* Start SUPPLIED DATA *

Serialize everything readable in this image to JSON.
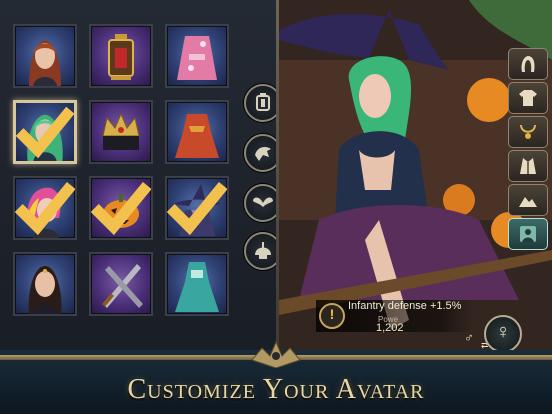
{
  "avatar_grid": {
    "tiles": [
      {
        "name": "portrait-redhead",
        "bg": "blue",
        "selected": false,
        "equipped": false
      },
      {
        "name": "lantern-frame",
        "bg": "purple",
        "selected": false,
        "equipped": false
      },
      {
        "name": "pink-kimono-outfit",
        "bg": "blue",
        "selected": false,
        "equipped": false
      },
      {
        "name": "portrait-green-hair",
        "bg": "blue",
        "selected": true,
        "equipped": true
      },
      {
        "name": "crown-frame",
        "bg": "purple",
        "selected": false,
        "equipped": false
      },
      {
        "name": "red-dress-outfit",
        "bg": "blue",
        "selected": false,
        "equipped": false
      },
      {
        "name": "portrait-pink-hair",
        "bg": "blue",
        "selected": false,
        "equipped": true
      },
      {
        "name": "pumpkin-frame",
        "bg": "purple",
        "selected": false,
        "equipped": true
      },
      {
        "name": "witch-outfit",
        "bg": "blue",
        "selected": false,
        "equipped": true
      },
      {
        "name": "portrait-dark-hair",
        "bg": "blue",
        "selected": false,
        "equipped": false
      },
      {
        "name": "swords-frame",
        "bg": "purple",
        "selected": false,
        "equipped": false
      },
      {
        "name": "teal-gown-outfit",
        "bg": "blue",
        "selected": false,
        "equipped": false
      }
    ]
  },
  "side_buttons": [
    "lantern-icon",
    "eagle-icon",
    "wings-icon",
    "helmet-icon"
  ],
  "right_buttons": [
    {
      "icon": "hair-icon",
      "active": false
    },
    {
      "icon": "shirt-icon",
      "active": false
    },
    {
      "icon": "necklace-icon",
      "active": false
    },
    {
      "icon": "jacket-icon",
      "active": false
    },
    {
      "icon": "landscape-icon",
      "active": false
    },
    {
      "icon": "portrait-icon",
      "active": true
    }
  ],
  "buff": {
    "icon_glyph": "!",
    "text": "Infantry defense +1.5%"
  },
  "power": {
    "label": "Powe",
    "value": "1,202"
  },
  "gender": {
    "female_glyph": "♀",
    "male_glyph": "♂",
    "swap_glyph": "⇄"
  },
  "banner": {
    "title": "Customize Your Avatar"
  },
  "colors": {
    "accent_gold": "#e6d7a8",
    "check_gold": "#f2c14e",
    "selected_border": "#d8c79a"
  }
}
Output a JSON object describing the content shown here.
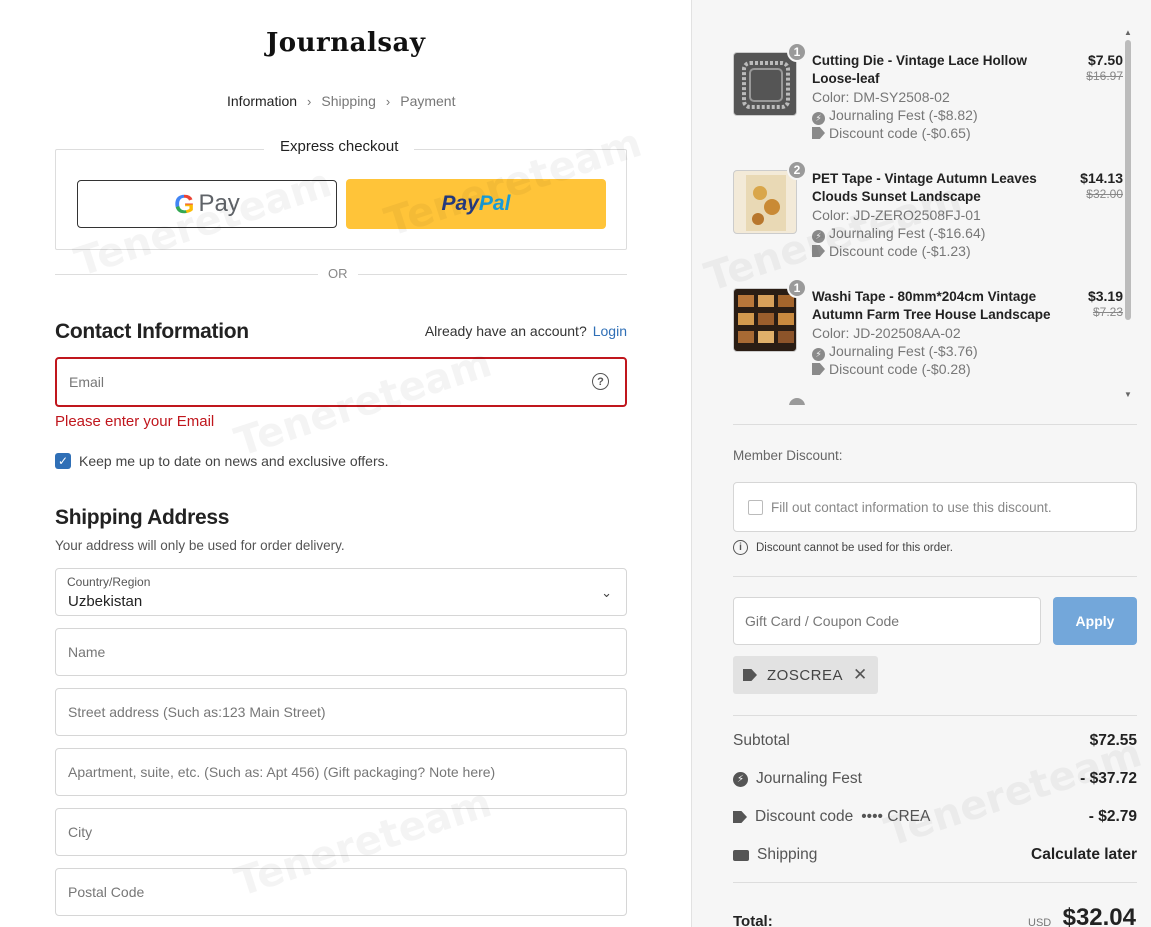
{
  "brand": {
    "logo": "Journalsay"
  },
  "breadcrumb": {
    "steps": [
      "Information",
      "Shipping",
      "Payment"
    ]
  },
  "express": {
    "title": "Express checkout",
    "gpay_label": "Pay",
    "paypal_pay": "Pay",
    "paypal_pal": "Pal"
  },
  "or_label": "OR",
  "contact": {
    "title": "Contact Information",
    "have_account": "Already have an account?",
    "login_label": "Login",
    "email_placeholder": "Email",
    "email_error": "Please enter your Email",
    "newsletter_label": "Keep me up to date on news and exclusive offers.",
    "newsletter_checked": true
  },
  "shipping": {
    "title": "Shipping Address",
    "note": "Your address will only be used for order delivery.",
    "country_label": "Country/Region",
    "country_value": "Uzbekistan",
    "name_placeholder": "Name",
    "street_placeholder": "Street address (Such as:123 Main Street)",
    "apt_placeholder": "Apartment, suite, etc. (Such as: Apt 456) (Gift packaging? Note here)",
    "city_placeholder": "City",
    "postal_placeholder": "Postal Code"
  },
  "cart": {
    "items": [
      {
        "qty": "1",
        "name": "Cutting Die - Vintage Lace Hollow Loose-leaf",
        "color": "Color: DM-SY2508-02",
        "fest": "Journaling Fest (-$8.82)",
        "discount": "Discount code (-$0.65)",
        "price": "$7.50",
        "old_price": "$16.97"
      },
      {
        "qty": "2",
        "name": "PET Tape - Vintage Autumn Leaves Clouds Sunset Landscape",
        "color": "Color: JD-ZERO2508FJ-01",
        "fest": "Journaling Fest (-$16.64)",
        "discount": "Discount code (-$1.23)",
        "price": "$14.13",
        "old_price": "$32.00"
      },
      {
        "qty": "1",
        "name": "Washi Tape - 80mm*204cm Vintage Autumn Farm Tree House Landscape",
        "color": "Color: JD-202508AA-02",
        "fest": "Journaling Fest (-$3.76)",
        "discount": "Discount code (-$0.28)",
        "price": "$3.19",
        "old_price": "$7.23"
      }
    ]
  },
  "member": {
    "label": "Member Discount:",
    "checkbox_label": "Fill out contact information to use this discount.",
    "note": "Discount cannot be used for this order."
  },
  "coupon": {
    "placeholder": "Gift Card / Coupon Code",
    "apply_label": "Apply",
    "applied_code": "ZOSCREA"
  },
  "summary": {
    "subtotal_label": "Subtotal",
    "subtotal_value": "$72.55",
    "fest_label": "Journaling Fest",
    "fest_value": "- $37.72",
    "discount_label": "Discount code",
    "discount_code": "•••• CREA",
    "discount_value": "- $2.79",
    "shipping_label": "Shipping",
    "shipping_value": "Calculate later",
    "total_label": "Total:",
    "total_currency": "USD",
    "total_value": "$32.04"
  },
  "watermark": "Tenereteam",
  "colors": {
    "accent": "#2f6fb6",
    "error": "#c0161d",
    "paypal": "#ffc439",
    "apply": "#73a7da"
  }
}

* End SUPPLIED DATA *

• [JOB] Copy every line of the data exactly as written, excluding the pictures.

• [CORRECT OUTPUT]
Serialize everything readable in this image to JSON.
{
  "avatar_grid": {
    "tiles": [
      {
        "name": "portrait-redhead",
        "bg": "blue",
        "selected": false,
        "equipped": false
      },
      {
        "name": "lantern-frame",
        "bg": "purple",
        "selected": false,
        "equipped": false
      },
      {
        "name": "pink-kimono-outfit",
        "bg": "blue",
        "selected": false,
        "equipped": false
      },
      {
        "name": "portrait-green-hair",
        "bg": "blue",
        "selected": true,
        "equipped": true
      },
      {
        "name": "crown-frame",
        "bg": "purple",
        "selected": false,
        "equipped": false
      },
      {
        "name": "red-dress-outfit",
        "bg": "blue",
        "selected": false,
        "equipped": false
      },
      {
        "name": "portrait-pink-hair",
        "bg": "blue",
        "selected": false,
        "equipped": true
      },
      {
        "name": "pumpkin-frame",
        "bg": "purple",
        "selected": false,
        "equipped": true
      },
      {
        "name": "witch-outfit",
        "bg": "blue",
        "selected": false,
        "equipped": true
      },
      {
        "name": "portrait-dark-hair",
        "bg": "blue",
        "selected": false,
        "equipped": false
      },
      {
        "name": "swords-frame",
        "bg": "purple",
        "selected": false,
        "equipped": false
      },
      {
        "name": "teal-gown-outfit",
        "bg": "blue",
        "selected": false,
        "equipped": false
      }
    ]
  },
  "side_buttons": [
    "lantern-icon",
    "eagle-icon",
    "wings-icon",
    "helmet-icon"
  ],
  "right_buttons": [
    {
      "icon": "hair-icon",
      "active": false
    },
    {
      "icon": "shirt-icon",
      "active": false
    },
    {
      "icon": "necklace-icon",
      "active": false
    },
    {
      "icon": "jacket-icon",
      "active": false
    },
    {
      "icon": "landscape-icon",
      "active": false
    },
    {
      "icon": "portrait-icon",
      "active": true
    }
  ],
  "buff": {
    "icon_glyph": "!",
    "text": "Infantry defense +1.5%"
  },
  "power": {
    "label": "Powe",
    "value": "1,202"
  },
  "gender": {
    "female_glyph": "♀",
    "male_glyph": "♂",
    "swap_glyph": "⇄"
  },
  "banner": {
    "title": "Customize Your Avatar"
  },
  "colors": {
    "accent_gold": "#e6d7a8",
    "check_gold": "#f2c14e",
    "selected_border": "#d8c79a"
  }
}
Output a JSON object describing the content shown here.
{
  "brand": {
    "logo": "Journalsay"
  },
  "breadcrumb": {
    "steps": [
      "Information",
      "Shipping",
      "Payment"
    ]
  },
  "express": {
    "title": "Express checkout",
    "gpay_label": "Pay",
    "paypal_pay": "Pay",
    "paypal_pal": "Pal"
  },
  "or_label": "OR",
  "contact": {
    "title": "Contact Information",
    "have_account": "Already have an account?",
    "login_label": "Login",
    "email_placeholder": "Email",
    "email_error": "Please enter your Email",
    "newsletter_label": "Keep me up to date on news and exclusive offers.",
    "newsletter_checked": true
  },
  "shipping": {
    "title": "Shipping Address",
    "note": "Your address will only be used for order delivery.",
    "country_label": "Country/Region",
    "country_value": "Uzbekistan",
    "name_placeholder": "Name",
    "street_placeholder": "Street address (Such as:123 Main Street)",
    "apt_placeholder": "Apartment, suite, etc. (Such as: Apt 456) (Gift packaging? Note here)",
    "city_placeholder": "City",
    "postal_placeholder": "Postal Code"
  },
  "cart": {
    "items": [
      {
        "qty": "1",
        "name": "Cutting Die - Vintage Lace Hollow Loose-leaf",
        "color": "Color: DM-SY2508-02",
        "fest": "Journaling Fest (-$8.82)",
        "discount": "Discount code (-$0.65)",
        "price": "$7.50",
        "old_price": "$16.97"
      },
      {
        "qty": "2",
        "name": "PET Tape - Vintage Autumn Leaves Clouds Sunset Landscape",
        "color": "Color: JD-ZERO2508FJ-01",
        "fest": "Journaling Fest (-$16.64)",
        "discount": "Discount code (-$1.23)",
        "price": "$14.13",
        "old_price": "$32.00"
      },
      {
        "qty": "1",
        "name": "Washi Tape - 80mm*204cm Vintage Autumn Farm Tree House Landscape",
        "color": "Color: JD-202508AA-02",
        "fest": "Journaling Fest (-$3.76)",
        "discount": "Discount code (-$0.28)",
        "price": "$3.19",
        "old_price": "$7.23"
      }
    ]
  },
  "member": {
    "label": "Member Discount:",
    "checkbox_label": "Fill out contact information to use this discount.",
    "note": "Discount cannot be used for this order."
  },
  "coupon": {
    "placeholder": "Gift Card / Coupon Code",
    "apply_label": "Apply",
    "applied_code": "ZOSCREA"
  },
  "summary": {
    "subtotal_label": "Subtotal",
    "subtotal_value": "$72.55",
    "fest_label": "Journaling Fest",
    "fest_value": "- $37.72",
    "discount_label": "Discount code",
    "discount_code": "•••• CREA",
    "discount_value": "- $2.79",
    "shipping_label": "Shipping",
    "shipping_value": "Calculate later",
    "total_label": "Total:",
    "total_currency": "USD",
    "total_value": "$32.04"
  },
  "watermark": "Tenereteam",
  "colors": {
    "accent": "#2f6fb6",
    "error": "#c0161d",
    "paypal": "#ffc439",
    "apply": "#73a7da"
  }
}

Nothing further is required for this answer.